## Brief:
Print all of the data exactly as written.

Dataset records
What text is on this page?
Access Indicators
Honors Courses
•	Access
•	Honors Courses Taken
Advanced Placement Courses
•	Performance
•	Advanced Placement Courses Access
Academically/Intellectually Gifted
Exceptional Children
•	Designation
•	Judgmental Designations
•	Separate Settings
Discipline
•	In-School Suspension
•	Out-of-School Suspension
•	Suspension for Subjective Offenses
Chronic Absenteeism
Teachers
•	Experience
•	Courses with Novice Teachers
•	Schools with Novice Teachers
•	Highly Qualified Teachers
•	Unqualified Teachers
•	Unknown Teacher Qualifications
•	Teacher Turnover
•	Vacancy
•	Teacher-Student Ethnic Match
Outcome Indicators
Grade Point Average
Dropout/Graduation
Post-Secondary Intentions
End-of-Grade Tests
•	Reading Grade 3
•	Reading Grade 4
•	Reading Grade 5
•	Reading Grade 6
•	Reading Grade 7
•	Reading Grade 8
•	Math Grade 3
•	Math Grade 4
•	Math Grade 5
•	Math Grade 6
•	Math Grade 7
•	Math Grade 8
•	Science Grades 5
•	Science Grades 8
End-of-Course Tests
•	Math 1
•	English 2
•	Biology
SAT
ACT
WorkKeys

## Task output:
What text is on this page?
Access Indicators
Honors Courses
•	Access
•	Honors Courses Taken
Advanced Placement Courses
•	Performance
•	Advanced Placement Courses Access
Academically/Intellectually Gifted
Exceptional Children
•	Designation
•	Judgmental Designations
•	Separate Settings
Discipline
•	In-School Suspension
•	Out-of-School Suspension
•	Suspension for Subjective Offenses
Chronic Absenteeism
Teachers
•	Experience
•	Courses with Novice Teachers
•	Schools with Novice Teachers
•	Highly Qualified Teachers
•	Unqualified Teachers
•	Unknown Teacher Qualifications
•	Teacher Turnover
•	Vacancy
•	Teacher-Student Ethnic Match
Outcome Indicators
Grade Point Average
Dropout/Graduation
Post-Secondary Intentions
End-of-Grade Tests
•	Reading Grade 3
•	Reading Grade 4
•	Reading Grade 5
•	Reading Grade 6
•	Reading Grade 7
•	Reading Grade 8
•	Math Grade 3
•	Math Grade 4
•	Math Grade 5
•	Math Grade 6
•	Math Grade 7
•	Math Grade 8
•	Science Grades 5
•	Science Grades 8
End-of-Course Tests
•	Math 1
•	English 2
•	Biology
SAT
ACT
WorkKeys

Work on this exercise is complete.